= DESCRIPTION OF THE TASK =
Restate the entries below verbatim.

= DATA PROVIDED =
•••

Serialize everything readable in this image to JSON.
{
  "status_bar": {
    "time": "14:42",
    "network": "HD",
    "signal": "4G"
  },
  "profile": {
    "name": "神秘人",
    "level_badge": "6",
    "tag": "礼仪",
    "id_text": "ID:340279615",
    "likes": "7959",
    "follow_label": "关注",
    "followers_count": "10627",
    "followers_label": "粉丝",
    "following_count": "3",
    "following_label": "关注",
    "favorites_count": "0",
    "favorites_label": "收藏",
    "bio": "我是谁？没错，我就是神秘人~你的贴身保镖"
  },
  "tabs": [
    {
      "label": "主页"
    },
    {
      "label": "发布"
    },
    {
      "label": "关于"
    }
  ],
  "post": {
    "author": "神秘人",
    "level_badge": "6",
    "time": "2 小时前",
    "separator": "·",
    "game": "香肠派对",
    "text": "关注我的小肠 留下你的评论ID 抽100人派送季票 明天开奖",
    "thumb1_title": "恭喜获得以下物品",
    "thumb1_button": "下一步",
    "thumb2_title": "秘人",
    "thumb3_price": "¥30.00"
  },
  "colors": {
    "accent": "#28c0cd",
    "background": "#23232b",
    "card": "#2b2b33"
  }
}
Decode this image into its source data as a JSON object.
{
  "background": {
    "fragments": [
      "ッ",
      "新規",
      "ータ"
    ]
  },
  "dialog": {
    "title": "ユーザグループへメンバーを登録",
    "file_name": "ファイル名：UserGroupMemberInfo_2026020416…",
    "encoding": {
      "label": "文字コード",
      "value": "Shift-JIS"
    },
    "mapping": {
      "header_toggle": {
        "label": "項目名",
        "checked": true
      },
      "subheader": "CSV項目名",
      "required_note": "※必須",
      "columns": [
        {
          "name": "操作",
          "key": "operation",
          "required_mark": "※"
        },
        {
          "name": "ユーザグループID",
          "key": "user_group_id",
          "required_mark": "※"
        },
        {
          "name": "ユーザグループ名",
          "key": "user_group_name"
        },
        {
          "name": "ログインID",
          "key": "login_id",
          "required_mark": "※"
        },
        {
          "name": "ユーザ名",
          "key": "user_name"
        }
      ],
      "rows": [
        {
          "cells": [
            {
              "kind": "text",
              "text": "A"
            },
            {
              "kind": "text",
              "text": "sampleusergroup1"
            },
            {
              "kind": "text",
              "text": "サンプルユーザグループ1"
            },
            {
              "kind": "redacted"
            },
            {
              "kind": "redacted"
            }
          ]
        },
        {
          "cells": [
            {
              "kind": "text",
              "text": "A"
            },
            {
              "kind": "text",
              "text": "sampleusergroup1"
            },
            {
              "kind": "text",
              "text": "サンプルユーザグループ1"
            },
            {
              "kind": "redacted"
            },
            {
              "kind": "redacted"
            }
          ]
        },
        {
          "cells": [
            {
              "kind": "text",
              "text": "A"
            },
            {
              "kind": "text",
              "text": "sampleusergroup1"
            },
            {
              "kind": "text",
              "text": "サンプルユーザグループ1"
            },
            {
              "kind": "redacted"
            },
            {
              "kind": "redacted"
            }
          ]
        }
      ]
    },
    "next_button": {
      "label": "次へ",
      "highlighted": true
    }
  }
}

•••

= FULL RESPONSE =
Serialize everything readable in this image to JSON.
{
  "status_bar": {
    "time": "14:42",
    "network": "HD",
    "signal": "4G"
  },
  "profile": {
    "name": "神秘人",
    "level_badge": "6",
    "tag": "礼仪",
    "id_text": "ID:340279615",
    "likes": "7959",
    "follow_label": "关注",
    "followers_count": "10627",
    "followers_label": "粉丝",
    "following_count": "3",
    "following_label": "关注",
    "favorites_count": "0",
    "favorites_label": "收藏",
    "bio": "我是谁？没错，我就是神秘人~你的贴身保镖"
  },
  "tabs": [
    {
      "label": "主页"
    },
    {
      "label": "发布"
    },
    {
      "label": "关于"
    }
  ],
  "post": {
    "author": "神秘人",
    "level_badge": "6",
    "time": "2 小时前",
    "separator": "·",
    "game": "香肠派对",
    "text": "关注我的小肠 留下你的评论ID 抽100人派送季票 明天开奖",
    "thumb1_title": "恭喜获得以下物品",
    "thumb1_button": "下一步",
    "thumb2_title": "秘人",
    "thumb3_price": "¥30.00"
  },
  "colors": {
    "accent": "#28c0cd",
    "background": "#23232b",
    "card": "#2b2b33"
  }
}
Decode this image into its source data as a JSON object.
{
  "background": {
    "fragments": [
      "ッ",
      "新規",
      "ータ"
    ]
  },
  "dialog": {
    "title": "ユーザグループへメンバーを登録",
    "file_name": "ファイル名：UserGroupMemberInfo_2026020416…",
    "encoding": {
      "label": "文字コード",
      "value": "Shift-JIS"
    },
    "mapping": {
      "header_toggle": {
        "label": "項目名",
        "checked": true
      },
      "subheader": "CSV項目名",
      "required_note": "※必須",
      "columns": [
        {
          "name": "操作",
          "key": "operation",
          "required_mark": "※"
        },
        {
          "name": "ユーザグループID",
          "key": "user_group_id",
          "required_mark": "※"
        },
        {
          "name": "ユーザグループ名",
          "key": "user_group_name"
        },
        {
          "name": "ログインID",
          "key": "login_id",
          "required_mark": "※"
        },
        {
          "name": "ユーザ名",
          "key": "user_name"
        }
      ],
      "rows": [
        {
          "cells": [
            {
              "kind": "text",
              "text": "A"
            },
            {
              "kind": "text",
              "text": "sampleusergroup1"
            },
            {
              "kind": "text",
              "text": "サンプルユーザグループ1"
            },
            {
              "kind": "redacted"
            },
            {
              "kind": "redacted"
            }
          ]
        },
        {
          "cells": [
            {
              "kind": "text",
              "text": "A"
            },
            {
              "kind": "text",
              "text": "sampleusergroup1"
            },
            {
              "kind": "text",
              "text": "サンプルユーザグループ1"
            },
            {
              "kind": "redacted"
            },
            {
              "kind": "redacted"
            }
          ]
        },
        {
          "cells": [
            {
              "kind": "text",
              "text": "A"
            },
            {
              "kind": "text",
              "text": "sampleusergroup1"
            },
            {
              "kind": "text",
              "text": "サンプルユーザグループ1"
            },
            {
              "kind": "redacted"
            },
            {
              "kind": "redacted"
            }
          ]
        }
      ]
    },
    "next_button": {
      "label": "次へ",
      "highlighted": true
    }
  }
}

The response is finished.